### Stored records
┄┄┄┄┄┄┄┄┄┄
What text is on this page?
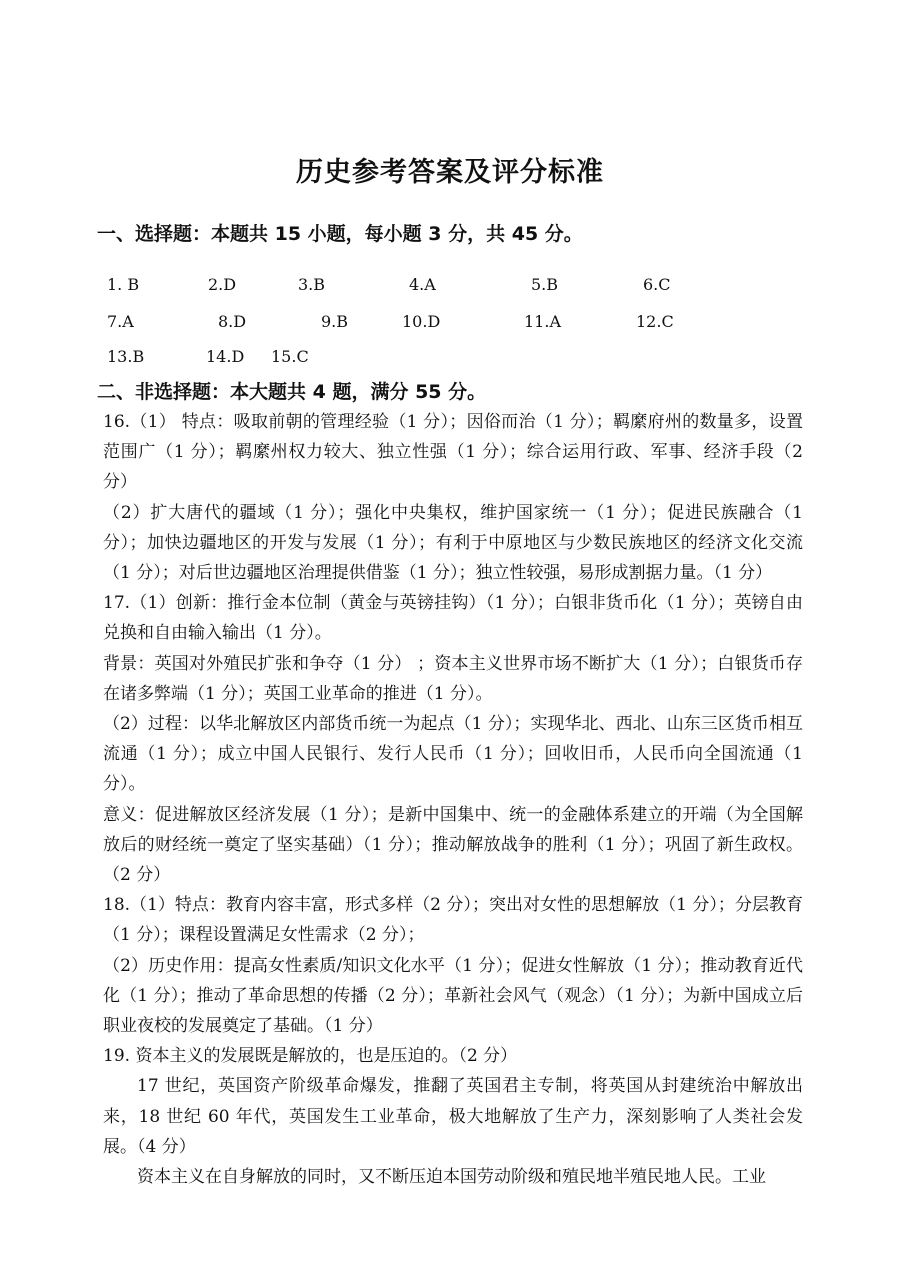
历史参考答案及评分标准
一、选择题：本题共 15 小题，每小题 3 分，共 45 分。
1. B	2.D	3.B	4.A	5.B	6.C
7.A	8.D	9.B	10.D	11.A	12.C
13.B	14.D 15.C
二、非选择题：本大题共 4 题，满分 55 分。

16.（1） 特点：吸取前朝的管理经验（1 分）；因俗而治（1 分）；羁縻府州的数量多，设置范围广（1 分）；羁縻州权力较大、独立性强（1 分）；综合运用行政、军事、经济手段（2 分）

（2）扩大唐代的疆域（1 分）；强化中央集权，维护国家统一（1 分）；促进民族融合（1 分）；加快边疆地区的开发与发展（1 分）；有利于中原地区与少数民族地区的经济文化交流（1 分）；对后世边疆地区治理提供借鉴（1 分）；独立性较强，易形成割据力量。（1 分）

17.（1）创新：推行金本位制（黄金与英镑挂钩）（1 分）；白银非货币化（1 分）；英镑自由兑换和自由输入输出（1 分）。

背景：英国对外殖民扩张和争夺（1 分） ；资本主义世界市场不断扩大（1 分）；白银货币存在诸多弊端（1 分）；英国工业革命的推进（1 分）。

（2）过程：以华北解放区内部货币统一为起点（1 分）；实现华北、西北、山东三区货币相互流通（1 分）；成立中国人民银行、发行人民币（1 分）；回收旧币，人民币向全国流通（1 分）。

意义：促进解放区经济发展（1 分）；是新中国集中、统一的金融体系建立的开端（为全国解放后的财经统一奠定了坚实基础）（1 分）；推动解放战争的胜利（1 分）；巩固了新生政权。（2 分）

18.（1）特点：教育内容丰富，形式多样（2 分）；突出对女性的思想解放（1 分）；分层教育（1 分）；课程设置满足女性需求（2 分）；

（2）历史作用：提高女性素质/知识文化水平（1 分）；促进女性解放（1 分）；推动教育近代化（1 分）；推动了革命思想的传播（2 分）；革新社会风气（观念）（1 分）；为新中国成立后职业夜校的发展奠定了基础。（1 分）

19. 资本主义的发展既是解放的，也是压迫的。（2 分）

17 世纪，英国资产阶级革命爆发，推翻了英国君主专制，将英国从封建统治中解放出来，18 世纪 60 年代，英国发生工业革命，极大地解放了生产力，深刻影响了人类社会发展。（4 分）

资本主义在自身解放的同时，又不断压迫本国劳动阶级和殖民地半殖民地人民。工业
┄┄┄┄┄┄┄┄┄┄
The records above must be echoed exactly, minus their pictures.

What text is on this page?
历史参考答案及评分标准
一、选择题：本题共 15 小题，每小题 3 分，共 45 分。
1. B	2.D	3.B	4.A	5.B	6.C
7.A	8.D	9.B	10.D	11.A	12.C
13.B	14.D 15.C
二、非选择题：本大题共 4 题，满分 55 分。

16.（1） 特点：吸取前朝的管理经验（1 分）；因俗而治（1 分）；羁縻府州的数量多，设置范围广（1 分）；羁縻州权力较大、独立性强（1 分）；综合运用行政、军事、经济手段（2 分）

（2）扩大唐代的疆域（1 分）；强化中央集权，维护国家统一（1 分）；促进民族融合（1 分）；加快边疆地区的开发与发展（1 分）；有利于中原地区与少数民族地区的经济文化交流（1 分）；对后世边疆地区治理提供借鉴（1 分）；独立性较强，易形成割据力量。（1 分）

17.（1）创新：推行金本位制（黄金与英镑挂钩）（1 分）；白银非货币化（1 分）；英镑自由兑换和自由输入输出（1 分）。

背景：英国对外殖民扩张和争夺（1 分） ；资本主义世界市场不断扩大（1 分）；白银货币存在诸多弊端（1 分）；英国工业革命的推进（1 分）。

（2）过程：以华北解放区内部货币统一为起点（1 分）；实现华北、西北、山东三区货币相互流通（1 分）；成立中国人民银行、发行人民币（1 分）；回收旧币，人民币向全国流通（1 分）。

意义：促进解放区经济发展（1 分）；是新中国集中、统一的金融体系建立的开端（为全国解放后的财经统一奠定了坚实基础）（1 分）；推动解放战争的胜利（1 分）；巩固了新生政权。（2 分）

18.（1）特点：教育内容丰富，形式多样（2 分）；突出对女性的思想解放（1 分）；分层教育（1 分）；课程设置满足女性需求（2 分）；

（2）历史作用：提高女性素质/知识文化水平（1 分）；促进女性解放（1 分）；推动教育近代化（1 分）；推动了革命思想的传播（2 分）；革新社会风气（观念）（1 分）；为新中国成立后职业夜校的发展奠定了基础。（1 分）

19. 资本主义的发展既是解放的，也是压迫的。（2 分）

17 世纪，英国资产阶级革命爆发，推翻了英国君主专制，将英国从封建统治中解放出来，18 世纪 60 年代，英国发生工业革命，极大地解放了生产力，深刻影响了人类社会发展。（4 分）

资本主义在自身解放的同时，又不断压迫本国劳动阶级和殖民地半殖民地人民。工业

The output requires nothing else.